To do | Give the data a second time, exactly and in full.

## Begin

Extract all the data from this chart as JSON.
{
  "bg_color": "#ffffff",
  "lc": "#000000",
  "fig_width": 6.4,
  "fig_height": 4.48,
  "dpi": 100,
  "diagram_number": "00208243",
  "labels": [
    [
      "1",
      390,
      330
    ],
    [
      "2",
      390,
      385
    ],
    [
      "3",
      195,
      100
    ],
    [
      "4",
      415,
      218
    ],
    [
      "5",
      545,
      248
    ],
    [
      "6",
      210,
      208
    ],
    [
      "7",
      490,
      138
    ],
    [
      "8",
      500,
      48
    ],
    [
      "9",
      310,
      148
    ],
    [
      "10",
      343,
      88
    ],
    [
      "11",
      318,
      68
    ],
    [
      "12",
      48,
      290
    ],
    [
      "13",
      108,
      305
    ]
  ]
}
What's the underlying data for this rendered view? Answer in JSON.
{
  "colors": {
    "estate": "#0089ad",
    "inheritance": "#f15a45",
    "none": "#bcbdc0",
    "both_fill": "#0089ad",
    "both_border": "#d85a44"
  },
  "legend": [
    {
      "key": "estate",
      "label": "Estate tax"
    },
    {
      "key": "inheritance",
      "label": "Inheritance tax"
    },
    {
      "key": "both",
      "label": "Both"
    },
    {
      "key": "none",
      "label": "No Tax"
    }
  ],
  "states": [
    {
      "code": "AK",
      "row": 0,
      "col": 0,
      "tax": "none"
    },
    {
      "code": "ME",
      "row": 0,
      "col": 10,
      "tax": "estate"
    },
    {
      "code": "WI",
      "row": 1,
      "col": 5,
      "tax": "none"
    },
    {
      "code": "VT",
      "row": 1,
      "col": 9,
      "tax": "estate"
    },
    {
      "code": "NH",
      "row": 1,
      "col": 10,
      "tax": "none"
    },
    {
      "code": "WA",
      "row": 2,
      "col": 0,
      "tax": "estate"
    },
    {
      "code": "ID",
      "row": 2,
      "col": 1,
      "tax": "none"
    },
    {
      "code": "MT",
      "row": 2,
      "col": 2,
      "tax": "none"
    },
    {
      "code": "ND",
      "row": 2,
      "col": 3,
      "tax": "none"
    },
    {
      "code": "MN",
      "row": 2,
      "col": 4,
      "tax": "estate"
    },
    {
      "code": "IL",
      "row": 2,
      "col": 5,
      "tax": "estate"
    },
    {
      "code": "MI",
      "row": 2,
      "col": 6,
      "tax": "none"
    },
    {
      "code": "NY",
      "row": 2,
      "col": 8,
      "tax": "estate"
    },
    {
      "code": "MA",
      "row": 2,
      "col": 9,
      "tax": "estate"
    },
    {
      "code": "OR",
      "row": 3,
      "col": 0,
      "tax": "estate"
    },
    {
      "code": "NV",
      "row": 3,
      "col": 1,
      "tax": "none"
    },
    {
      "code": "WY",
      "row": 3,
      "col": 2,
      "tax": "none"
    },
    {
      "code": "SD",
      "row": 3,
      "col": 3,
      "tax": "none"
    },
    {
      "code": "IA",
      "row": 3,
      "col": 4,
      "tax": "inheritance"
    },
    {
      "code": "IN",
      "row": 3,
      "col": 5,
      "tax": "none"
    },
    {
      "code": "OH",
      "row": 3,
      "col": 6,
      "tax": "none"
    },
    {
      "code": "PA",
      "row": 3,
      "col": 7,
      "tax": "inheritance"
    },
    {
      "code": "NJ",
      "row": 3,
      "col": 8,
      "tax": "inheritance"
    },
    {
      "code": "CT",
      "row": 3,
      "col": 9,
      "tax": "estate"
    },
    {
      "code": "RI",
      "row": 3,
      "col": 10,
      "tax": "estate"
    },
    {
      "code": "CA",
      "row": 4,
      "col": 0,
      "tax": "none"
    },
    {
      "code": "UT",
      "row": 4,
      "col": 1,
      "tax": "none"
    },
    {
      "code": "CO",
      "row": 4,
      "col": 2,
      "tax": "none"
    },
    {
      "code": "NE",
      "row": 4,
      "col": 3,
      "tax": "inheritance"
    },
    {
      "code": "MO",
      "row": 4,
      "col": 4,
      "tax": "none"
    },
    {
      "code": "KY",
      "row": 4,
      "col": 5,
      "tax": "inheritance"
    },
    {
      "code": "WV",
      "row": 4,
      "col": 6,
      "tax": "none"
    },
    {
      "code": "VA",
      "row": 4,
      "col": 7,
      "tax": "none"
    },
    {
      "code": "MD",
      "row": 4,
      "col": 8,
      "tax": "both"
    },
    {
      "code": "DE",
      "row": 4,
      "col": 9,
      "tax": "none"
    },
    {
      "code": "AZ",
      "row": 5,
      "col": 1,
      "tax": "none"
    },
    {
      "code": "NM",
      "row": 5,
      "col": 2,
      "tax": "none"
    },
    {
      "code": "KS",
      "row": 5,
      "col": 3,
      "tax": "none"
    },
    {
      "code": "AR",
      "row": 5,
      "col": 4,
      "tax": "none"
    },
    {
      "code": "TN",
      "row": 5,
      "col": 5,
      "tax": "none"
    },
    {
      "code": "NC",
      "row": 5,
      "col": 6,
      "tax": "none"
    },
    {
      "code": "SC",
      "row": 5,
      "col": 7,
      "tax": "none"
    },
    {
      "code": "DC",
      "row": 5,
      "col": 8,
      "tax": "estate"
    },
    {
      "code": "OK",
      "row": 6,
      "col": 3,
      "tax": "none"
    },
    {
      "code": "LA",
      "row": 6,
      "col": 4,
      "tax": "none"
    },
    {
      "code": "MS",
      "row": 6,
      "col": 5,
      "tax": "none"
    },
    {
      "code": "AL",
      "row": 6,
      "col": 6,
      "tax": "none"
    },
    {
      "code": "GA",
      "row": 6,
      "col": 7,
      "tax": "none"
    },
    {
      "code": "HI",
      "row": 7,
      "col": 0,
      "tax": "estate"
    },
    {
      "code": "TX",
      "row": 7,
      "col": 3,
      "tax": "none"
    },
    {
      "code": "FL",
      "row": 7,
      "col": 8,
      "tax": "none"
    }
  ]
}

## End

Answer to the problem |
Extract all the data from this chart as JSON.
{
  "bg_color": "#ffffff",
  "lc": "#000000",
  "fig_width": 6.4,
  "fig_height": 4.48,
  "dpi": 100,
  "diagram_number": "00208243",
  "labels": [
    [
      "1",
      390,
      330
    ],
    [
      "2",
      390,
      385
    ],
    [
      "3",
      195,
      100
    ],
    [
      "4",
      415,
      218
    ],
    [
      "5",
      545,
      248
    ],
    [
      "6",
      210,
      208
    ],
    [
      "7",
      490,
      138
    ],
    [
      "8",
      500,
      48
    ],
    [
      "9",
      310,
      148
    ],
    [
      "10",
      343,
      88
    ],
    [
      "11",
      318,
      68
    ],
    [
      "12",
      48,
      290
    ],
    [
      "13",
      108,
      305
    ]
  ]
}
What's the underlying data for this rendered view? Answer in JSON.
{
  "colors": {
    "estate": "#0089ad",
    "inheritance": "#f15a45",
    "none": "#bcbdc0",
    "both_fill": "#0089ad",
    "both_border": "#d85a44"
  },
  "legend": [
    {
      "key": "estate",
      "label": "Estate tax"
    },
    {
      "key": "inheritance",
      "label": "Inheritance tax"
    },
    {
      "key": "both",
      "label": "Both"
    },
    {
      "key": "none",
      "label": "No Tax"
    }
  ],
  "states": [
    {
      "code": "AK",
      "row": 0,
      "col": 0,
      "tax": "none"
    },
    {
      "code": "ME",
      "row": 0,
      "col": 10,
      "tax": "estate"
    },
    {
      "code": "WI",
      "row": 1,
      "col": 5,
      "tax": "none"
    },
    {
      "code": "VT",
      "row": 1,
      "col": 9,
      "tax": "estate"
    },
    {
      "code": "NH",
      "row": 1,
      "col": 10,
      "tax": "none"
    },
    {
      "code": "WA",
      "row": 2,
      "col": 0,
      "tax": "estate"
    },
    {
      "code": "ID",
      "row": 2,
      "col": 1,
      "tax": "none"
    },
    {
      "code": "MT",
      "row": 2,
      "col": 2,
      "tax": "none"
    },
    {
      "code": "ND",
      "row": 2,
      "col": 3,
      "tax": "none"
    },
    {
      "code": "MN",
      "row": 2,
      "col": 4,
      "tax": "estate"
    },
    {
      "code": "IL",
      "row": 2,
      "col": 5,
      "tax": "estate"
    },
    {
      "code": "MI",
      "row": 2,
      "col": 6,
      "tax": "none"
    },
    {
      "code": "NY",
      "row": 2,
      "col": 8,
      "tax": "estate"
    },
    {
      "code": "MA",
      "row": 2,
      "col": 9,
      "tax": "estate"
    },
    {
      "code": "OR",
      "row": 3,
      "col": 0,
      "tax": "estate"
    },
    {
      "code": "NV",
      "row": 3,
      "col": 1,
      "tax": "none"
    },
    {
      "code": "WY",
      "row": 3,
      "col": 2,
      "tax": "none"
    },
    {
      "code": "SD",
      "row": 3,
      "col": 3,
      "tax": "none"
    },
    {
      "code": "IA",
      "row": 3,
      "col": 4,
      "tax": "inheritance"
    },
    {
      "code": "IN",
      "row": 3,
      "col": 5,
      "tax": "none"
    },
    {
      "code": "OH",
      "row": 3,
      "col": 6,
      "tax": "none"
    },
    {
      "code": "PA",
      "row": 3,
      "col": 7,
      "tax": "inheritance"
    },
    {
      "code": "NJ",
      "row": 3,
      "col": 8,
      "tax": "inheritance"
    },
    {
      "code": "CT",
      "row": 3,
      "col": 9,
      "tax": "estate"
    },
    {
      "code": "RI",
      "row": 3,
      "col": 10,
      "tax": "estate"
    },
    {
      "code": "CA",
      "row": 4,
      "col": 0,
      "tax": "none"
    },
    {
      "code": "UT",
      "row": 4,
      "col": 1,
      "tax": "none"
    },
    {
      "code": "CO",
      "row": 4,
      "col": 2,
      "tax": "none"
    },
    {
      "code": "NE",
      "row": 4,
      "col": 3,
      "tax": "inheritance"
    },
    {
      "code": "MO",
      "row": 4,
      "col": 4,
      "tax": "none"
    },
    {
      "code": "KY",
      "row": 4,
      "col": 5,
      "tax": "inheritance"
    },
    {
      "code": "WV",
      "row": 4,
      "col": 6,
      "tax": "none"
    },
    {
      "code": "VA",
      "row": 4,
      "col": 7,
      "tax": "none"
    },
    {
      "code": "MD",
      "row": 4,
      "col": 8,
      "tax": "both"
    },
    {
      "code": "DE",
      "row": 4,
      "col": 9,
      "tax": "none"
    },
    {
      "code": "AZ",
      "row": 5,
      "col": 1,
      "tax": "none"
    },
    {
      "code": "NM",
      "row": 5,
      "col": 2,
      "tax": "none"
    },
    {
      "code": "KS",
      "row": 5,
      "col": 3,
      "tax": "none"
    },
    {
      "code": "AR",
      "row": 5,
      "col": 4,
      "tax": "none"
    },
    {
      "code": "TN",
      "row": 5,
      "col": 5,
      "tax": "none"
    },
    {
      "code": "NC",
      "row": 5,
      "col": 6,
      "tax": "none"
    },
    {
      "code": "SC",
      "row": 5,
      "col": 7,
      "tax": "none"
    },
    {
      "code": "DC",
      "row": 5,
      "col": 8,
      "tax": "estate"
    },
    {
      "code": "OK",
      "row": 6,
      "col": 3,
      "tax": "none"
    },
    {
      "code": "LA",
      "row": 6,
      "col": 4,
      "tax": "none"
    },
    {
      "code": "MS",
      "row": 6,
      "col": 5,
      "tax": "none"
    },
    {
      "code": "AL",
      "row": 6,
      "col": 6,
      "tax": "none"
    },
    {
      "code": "GA",
      "row": 6,
      "col": 7,
      "tax": "none"
    },
    {
      "code": "HI",
      "row": 7,
      "col": 0,
      "tax": "estate"
    },
    {
      "code": "TX",
      "row": 7,
      "col": 3,
      "tax": "none"
    },
    {
      "code": "FL",
      "row": 7,
      "col": 8,
      "tax": "none"
    }
  ]
}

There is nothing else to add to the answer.